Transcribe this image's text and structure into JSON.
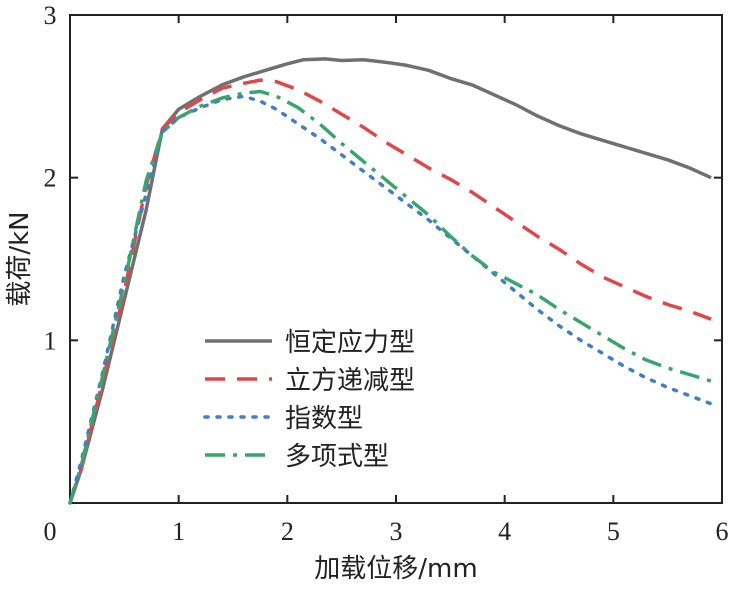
{
  "chart_data": {
    "type": "line",
    "xlabel": "加载位移/mm",
    "ylabel": "载荷/kN",
    "xlim": [
      0,
      6
    ],
    "ylim": [
      0,
      3
    ],
    "xticks": [
      0,
      1,
      2,
      3,
      4,
      5,
      6
    ],
    "yticks": [
      1,
      2,
      3
    ],
    "grid": false,
    "legend_position": "bottom-left",
    "series": [
      {
        "name": "恒定应力型",
        "color": "#707070",
        "dash": "solid",
        "points": [
          [
            0,
            0
          ],
          [
            0.1,
            0.2
          ],
          [
            0.3,
            0.7
          ],
          [
            0.5,
            1.25
          ],
          [
            0.7,
            1.8
          ],
          [
            0.85,
            2.3
          ],
          [
            1.0,
            2.42
          ],
          [
            1.2,
            2.5
          ],
          [
            1.4,
            2.57
          ],
          [
            1.6,
            2.62
          ],
          [
            1.8,
            2.66
          ],
          [
            2.0,
            2.7
          ],
          [
            2.15,
            2.725
          ],
          [
            2.35,
            2.73
          ],
          [
            2.5,
            2.72
          ],
          [
            2.7,
            2.725
          ],
          [
            2.9,
            2.71
          ],
          [
            3.1,
            2.69
          ],
          [
            3.3,
            2.66
          ],
          [
            3.5,
            2.61
          ],
          [
            3.7,
            2.57
          ],
          [
            3.9,
            2.51
          ],
          [
            4.1,
            2.45
          ],
          [
            4.3,
            2.38
          ],
          [
            4.5,
            2.32
          ],
          [
            4.7,
            2.27
          ],
          [
            4.9,
            2.23
          ],
          [
            5.1,
            2.19
          ],
          [
            5.3,
            2.15
          ],
          [
            5.5,
            2.11
          ],
          [
            5.7,
            2.06
          ],
          [
            5.9,
            2.0
          ]
        ]
      },
      {
        "name": "立方递减型",
        "color": "#e0474c",
        "dash": "dash",
        "points": [
          [
            0,
            0
          ],
          [
            0.1,
            0.2
          ],
          [
            0.3,
            0.75
          ],
          [
            0.5,
            1.3
          ],
          [
            0.7,
            1.95
          ],
          [
            0.85,
            2.3
          ],
          [
            1.0,
            2.4
          ],
          [
            1.2,
            2.48
          ],
          [
            1.4,
            2.55
          ],
          [
            1.6,
            2.58
          ],
          [
            1.75,
            2.6
          ],
          [
            1.9,
            2.59
          ],
          [
            2.1,
            2.54
          ],
          [
            2.3,
            2.47
          ],
          [
            2.5,
            2.39
          ],
          [
            2.7,
            2.31
          ],
          [
            2.9,
            2.22
          ],
          [
            3.1,
            2.14
          ],
          [
            3.3,
            2.06
          ],
          [
            3.5,
            1.99
          ],
          [
            3.7,
            1.91
          ],
          [
            3.9,
            1.82
          ],
          [
            4.1,
            1.73
          ],
          [
            4.3,
            1.64
          ],
          [
            4.5,
            1.56
          ],
          [
            4.7,
            1.47
          ],
          [
            4.9,
            1.39
          ],
          [
            5.1,
            1.33
          ],
          [
            5.3,
            1.27
          ],
          [
            5.5,
            1.22
          ],
          [
            5.7,
            1.18
          ],
          [
            5.9,
            1.13
          ]
        ]
      },
      {
        "name": "指数型",
        "color": "#3f7fc2",
        "dash": "dot",
        "points": [
          [
            0,
            0
          ],
          [
            0.1,
            0.25
          ],
          [
            0.3,
            0.8
          ],
          [
            0.5,
            1.4
          ],
          [
            0.7,
            1.9
          ],
          [
            0.85,
            2.28
          ],
          [
            1.0,
            2.37
          ],
          [
            1.2,
            2.43
          ],
          [
            1.4,
            2.48
          ],
          [
            1.6,
            2.5
          ],
          [
            1.75,
            2.47
          ],
          [
            1.9,
            2.42
          ],
          [
            2.1,
            2.33
          ],
          [
            2.3,
            2.24
          ],
          [
            2.5,
            2.14
          ],
          [
            2.7,
            2.04
          ],
          [
            2.9,
            1.94
          ],
          [
            3.1,
            1.84
          ],
          [
            3.3,
            1.74
          ],
          [
            3.5,
            1.63
          ],
          [
            3.7,
            1.52
          ],
          [
            3.9,
            1.41
          ],
          [
            4.1,
            1.3
          ],
          [
            4.3,
            1.19
          ],
          [
            4.5,
            1.09
          ],
          [
            4.7,
            1.0
          ],
          [
            4.9,
            0.92
          ],
          [
            5.1,
            0.84
          ],
          [
            5.3,
            0.77
          ],
          [
            5.5,
            0.71
          ],
          [
            5.7,
            0.66
          ],
          [
            5.9,
            0.61
          ]
        ]
      },
      {
        "name": "多项式型",
        "color": "#3aa36f",
        "dash": "dashdot",
        "points": [
          [
            0,
            0
          ],
          [
            0.1,
            0.22
          ],
          [
            0.3,
            0.78
          ],
          [
            0.5,
            1.35
          ],
          [
            0.7,
            1.98
          ],
          [
            0.85,
            2.28
          ],
          [
            1.0,
            2.37
          ],
          [
            1.2,
            2.44
          ],
          [
            1.4,
            2.49
          ],
          [
            1.6,
            2.52
          ],
          [
            1.75,
            2.53
          ],
          [
            1.9,
            2.5
          ],
          [
            2.1,
            2.43
          ],
          [
            2.3,
            2.33
          ],
          [
            2.5,
            2.21
          ],
          [
            2.7,
            2.1
          ],
          [
            2.9,
            1.99
          ],
          [
            3.1,
            1.88
          ],
          [
            3.3,
            1.77
          ],
          [
            3.5,
            1.64
          ],
          [
            3.7,
            1.52
          ],
          [
            3.9,
            1.42
          ],
          [
            4.1,
            1.35
          ],
          [
            4.3,
            1.28
          ],
          [
            4.5,
            1.19
          ],
          [
            4.7,
            1.11
          ],
          [
            4.9,
            1.03
          ],
          [
            5.1,
            0.95
          ],
          [
            5.3,
            0.88
          ],
          [
            5.5,
            0.83
          ],
          [
            5.7,
            0.79
          ],
          [
            5.9,
            0.75
          ]
        ]
      }
    ]
  }
}
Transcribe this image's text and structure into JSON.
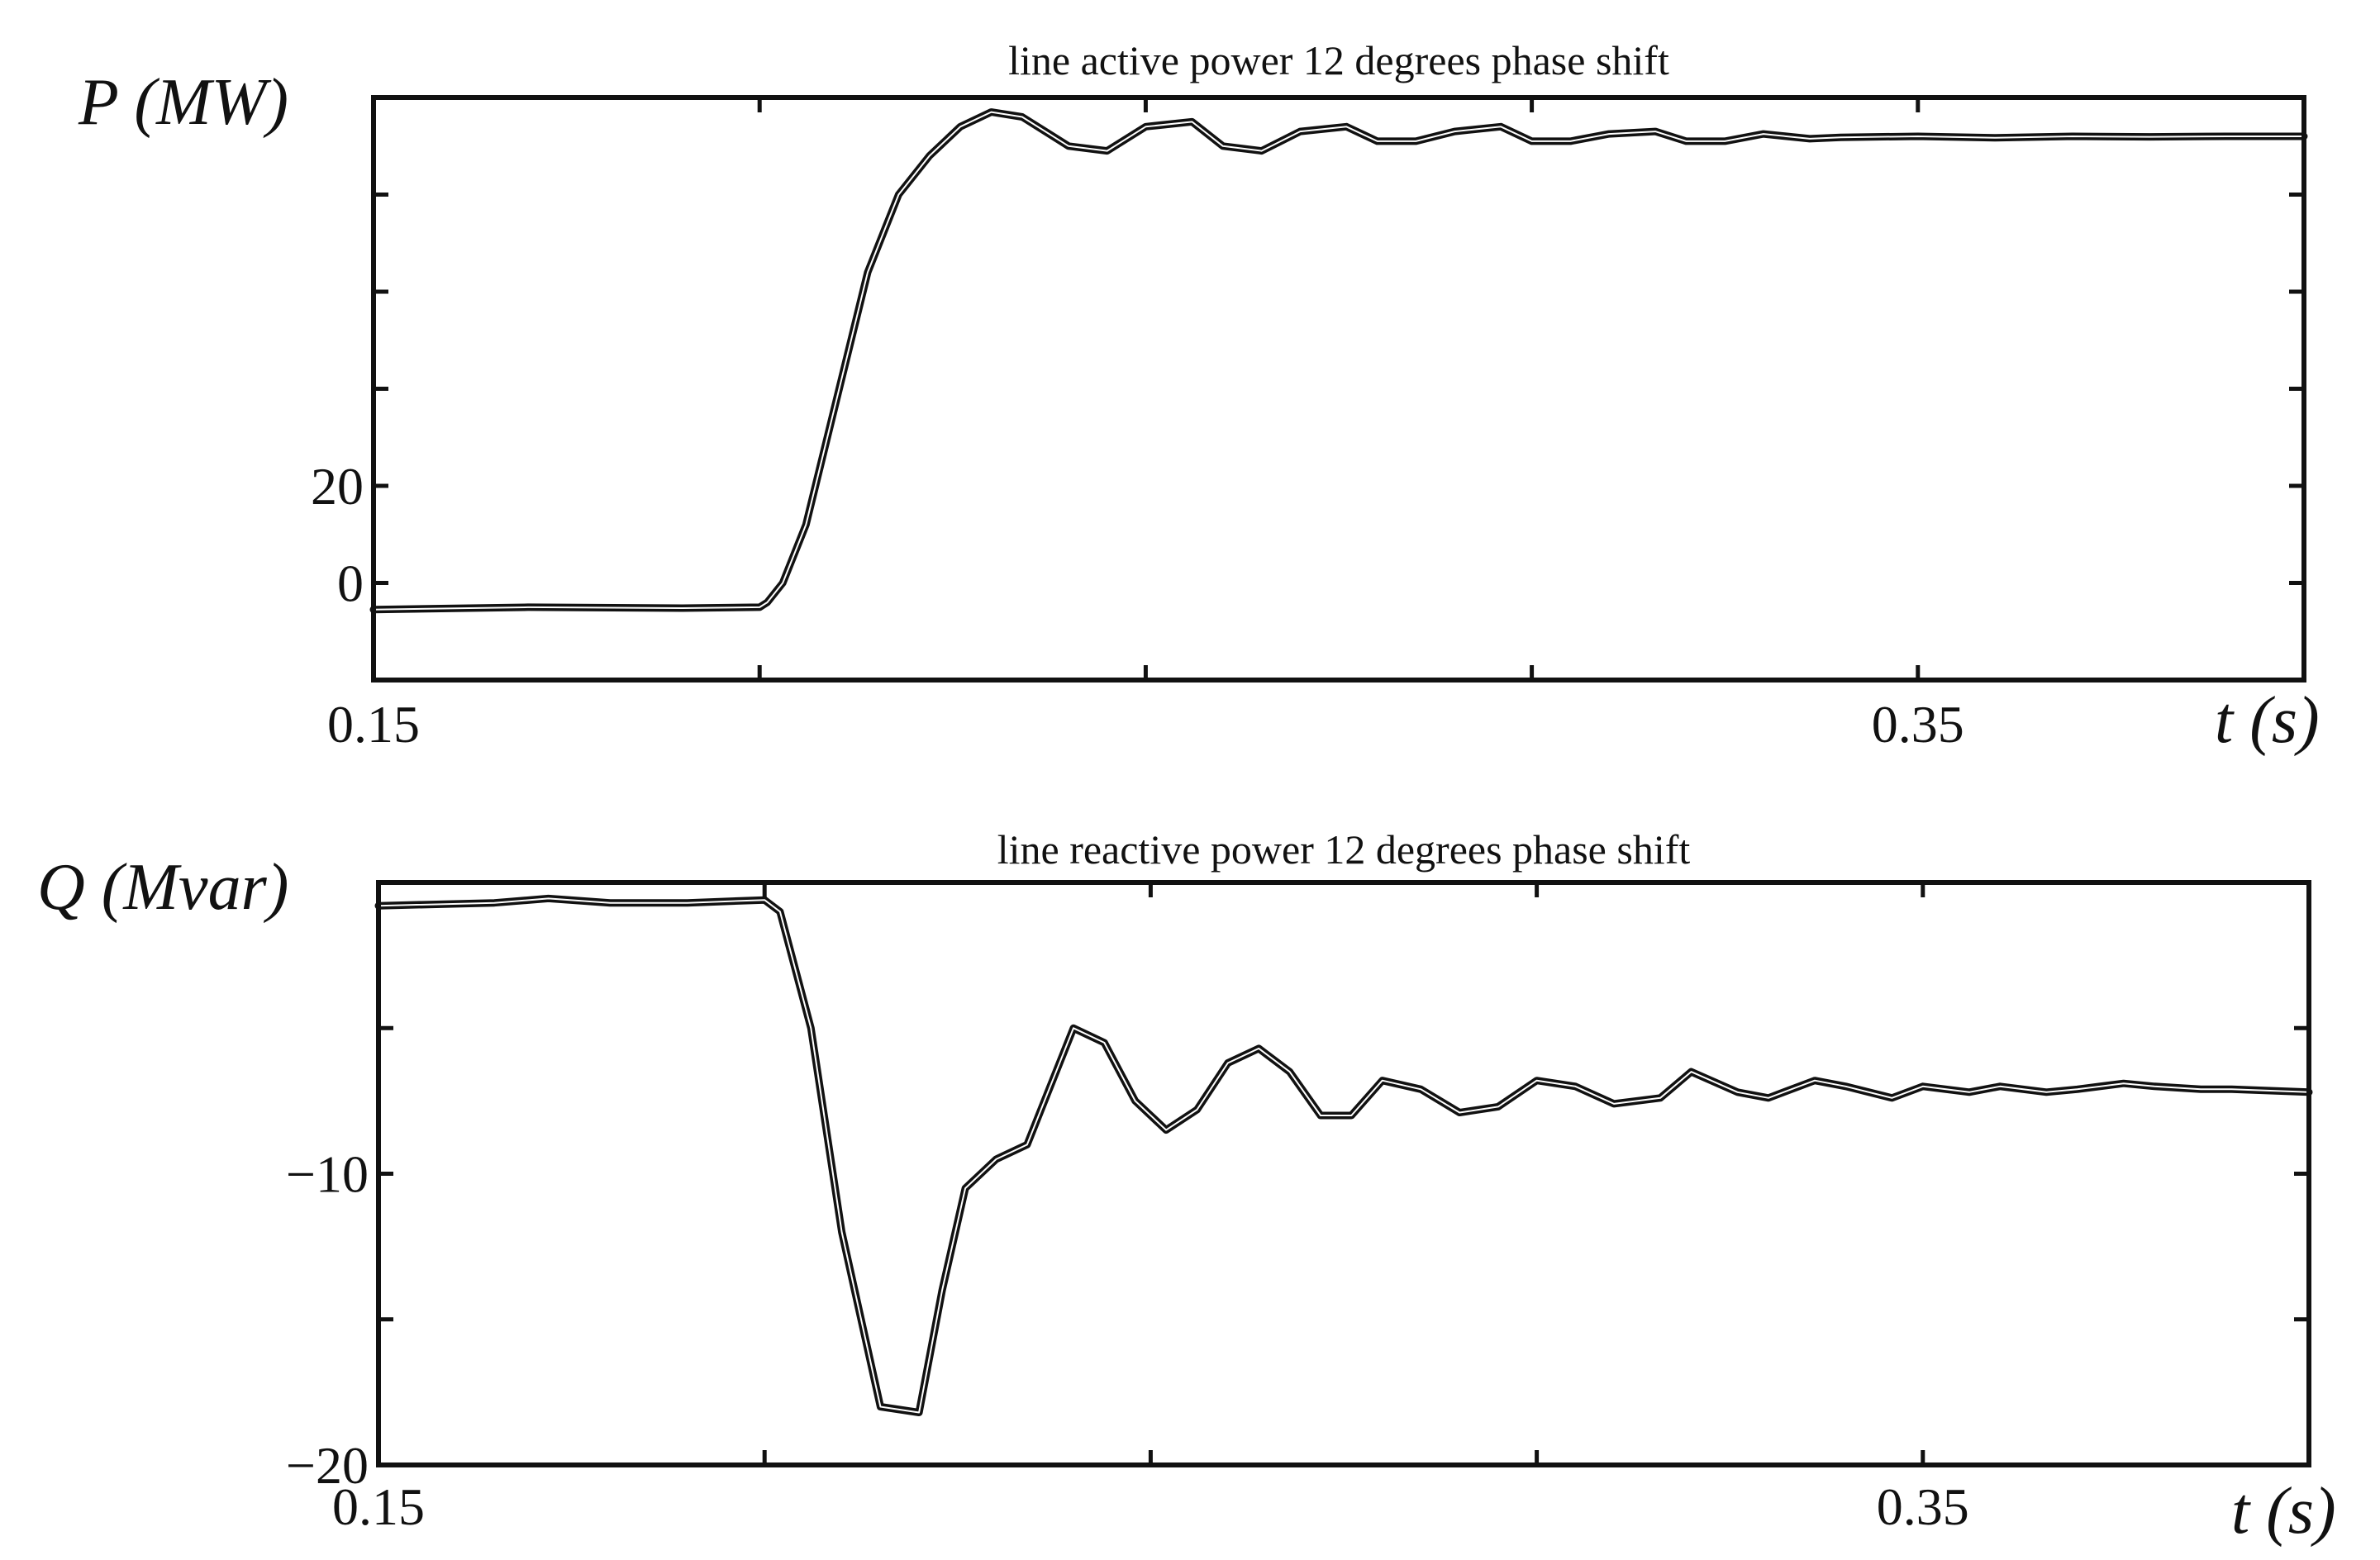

━━━━━━━━━━━━━━━━━━━━

## EXERCISE DESCRIPTION
Quote every record above exactly, leaving out any pictures.

## RESULT
Transcribe this image's text and structure into JSON.
{
  "chart_data": {
    "type": "line",
    "xlabel": "加载位移/mm",
    "ylabel": "载荷/kN",
    "xlim": [
      0,
      6
    ],
    "ylim": [
      0,
      3
    ],
    "xticks": [
      0,
      1,
      2,
      3,
      4,
      5,
      6
    ],
    "yticks": [
      1,
      2,
      3
    ],
    "grid": false,
    "legend_position": "bottom-left",
    "series": [
      {
        "name": "恒定应力型",
        "color": "#707070",
        "dash": "solid",
        "points": [
          [
            0,
            0
          ],
          [
            0.1,
            0.2
          ],
          [
            0.3,
            0.7
          ],
          [
            0.5,
            1.25
          ],
          [
            0.7,
            1.8
          ],
          [
            0.85,
            2.3
          ],
          [
            1.0,
            2.42
          ],
          [
            1.2,
            2.5
          ],
          [
            1.4,
            2.57
          ],
          [
            1.6,
            2.62
          ],
          [
            1.8,
            2.66
          ],
          [
            2.0,
            2.7
          ],
          [
            2.15,
            2.725
          ],
          [
            2.35,
            2.73
          ],
          [
            2.5,
            2.72
          ],
          [
            2.7,
            2.725
          ],
          [
            2.9,
            2.71
          ],
          [
            3.1,
            2.69
          ],
          [
            3.3,
            2.66
          ],
          [
            3.5,
            2.61
          ],
          [
            3.7,
            2.57
          ],
          [
            3.9,
            2.51
          ],
          [
            4.1,
            2.45
          ],
          [
            4.3,
            2.38
          ],
          [
            4.5,
            2.32
          ],
          [
            4.7,
            2.27
          ],
          [
            4.9,
            2.23
          ],
          [
            5.1,
            2.19
          ],
          [
            5.3,
            2.15
          ],
          [
            5.5,
            2.11
          ],
          [
            5.7,
            2.06
          ],
          [
            5.9,
            2.0
          ]
        ]
      },
      {
        "name": "立方递减型",
        "color": "#e0474c",
        "dash": "dash",
        "points": [
          [
            0,
            0
          ],
          [
            0.1,
            0.2
          ],
          [
            0.3,
            0.75
          ],
          [
            0.5,
            1.3
          ],
          [
            0.7,
            1.95
          ],
          [
            0.85,
            2.3
          ],
          [
            1.0,
            2.4
          ],
          [
            1.2,
            2.48
          ],
          [
            1.4,
            2.55
          ],
          [
            1.6,
            2.58
          ],
          [
            1.75,
            2.6
          ],
          [
            1.9,
            2.59
          ],
          [
            2.1,
            2.54
          ],
          [
            2.3,
            2.47
          ],
          [
            2.5,
            2.39
          ],
          [
            2.7,
            2.31
          ],
          [
            2.9,
            2.22
          ],
          [
            3.1,
            2.14
          ],
          [
            3.3,
            2.06
          ],
          [
            3.5,
            1.99
          ],
          [
            3.7,
            1.91
          ],
          [
            3.9,
            1.82
          ],
          [
            4.1,
            1.73
          ],
          [
            4.3,
            1.64
          ],
          [
            4.5,
            1.56
          ],
          [
            4.7,
            1.47
          ],
          [
            4.9,
            1.39
          ],
          [
            5.1,
            1.33
          ],
          [
            5.3,
            1.27
          ],
          [
            5.5,
            1.22
          ],
          [
            5.7,
            1.18
          ],
          [
            5.9,
            1.13
          ]
        ]
      },
      {
        "name": "指数型",
        "color": "#3f7fc2",
        "dash": "dot",
        "points": [
          [
            0,
            0
          ],
          [
            0.1,
            0.25
          ],
          [
            0.3,
            0.8
          ],
          [
            0.5,
            1.4
          ],
          [
            0.7,
            1.9
          ],
          [
            0.85,
            2.28
          ],
          [
            1.0,
            2.37
          ],
          [
            1.2,
            2.43
          ],
          [
            1.4,
            2.48
          ],
          [
            1.6,
            2.5
          ],
          [
            1.75,
            2.47
          ],
          [
            1.9,
            2.42
          ],
          [
            2.1,
            2.33
          ],
          [
            2.3,
            2.24
          ],
          [
            2.5,
            2.14
          ],
          [
            2.7,
            2.04
          ],
          [
            2.9,
            1.94
          ],
          [
            3.1,
            1.84
          ],
          [
            3.3,
            1.74
          ],
          [
            3.5,
            1.63
          ],
          [
            3.7,
            1.52
          ],
          [
            3.9,
            1.41
          ],
          [
            4.1,
            1.3
          ],
          [
            4.3,
            1.19
          ],
          [
            4.5,
            1.09
          ],
          [
            4.7,
            1.0
          ],
          [
            4.9,
            0.92
          ],
          [
            5.1,
            0.84
          ],
          [
            5.3,
            0.77
          ],
          [
            5.5,
            0.71
          ],
          [
            5.7,
            0.66
          ],
          [
            5.9,
            0.61
          ]
        ]
      },
      {
        "name": "多项式型",
        "color": "#3aa36f",
        "dash": "dashdot",
        "points": [
          [
            0,
            0
          ],
          [
            0.1,
            0.22
          ],
          [
            0.3,
            0.78
          ],
          [
            0.5,
            1.35
          ],
          [
            0.7,
            1.98
          ],
          [
            0.85,
            2.28
          ],
          [
            1.0,
            2.37
          ],
          [
            1.2,
            2.44
          ],
          [
            1.4,
            2.49
          ],
          [
            1.6,
            2.52
          ],
          [
            1.75,
            2.53
          ],
          [
            1.9,
            2.5
          ],
          [
            2.1,
            2.43
          ],
          [
            2.3,
            2.33
          ],
          [
            2.5,
            2.21
          ],
          [
            2.7,
            2.1
          ],
          [
            2.9,
            1.99
          ],
          [
            3.1,
            1.88
          ],
          [
            3.3,
            1.77
          ],
          [
            3.5,
            1.64
          ],
          [
            3.7,
            1.52
          ],
          [
            3.9,
            1.42
          ],
          [
            4.1,
            1.35
          ],
          [
            4.3,
            1.28
          ],
          [
            4.5,
            1.19
          ],
          [
            4.7,
            1.11
          ],
          [
            4.9,
            1.03
          ],
          [
            5.1,
            0.95
          ],
          [
            5.3,
            0.88
          ],
          [
            5.5,
            0.83
          ],
          [
            5.7,
            0.79
          ],
          [
            5.9,
            0.75
          ]
        ]
      }
    ]
  }
}
Transcribe this image's text and structure into JSON.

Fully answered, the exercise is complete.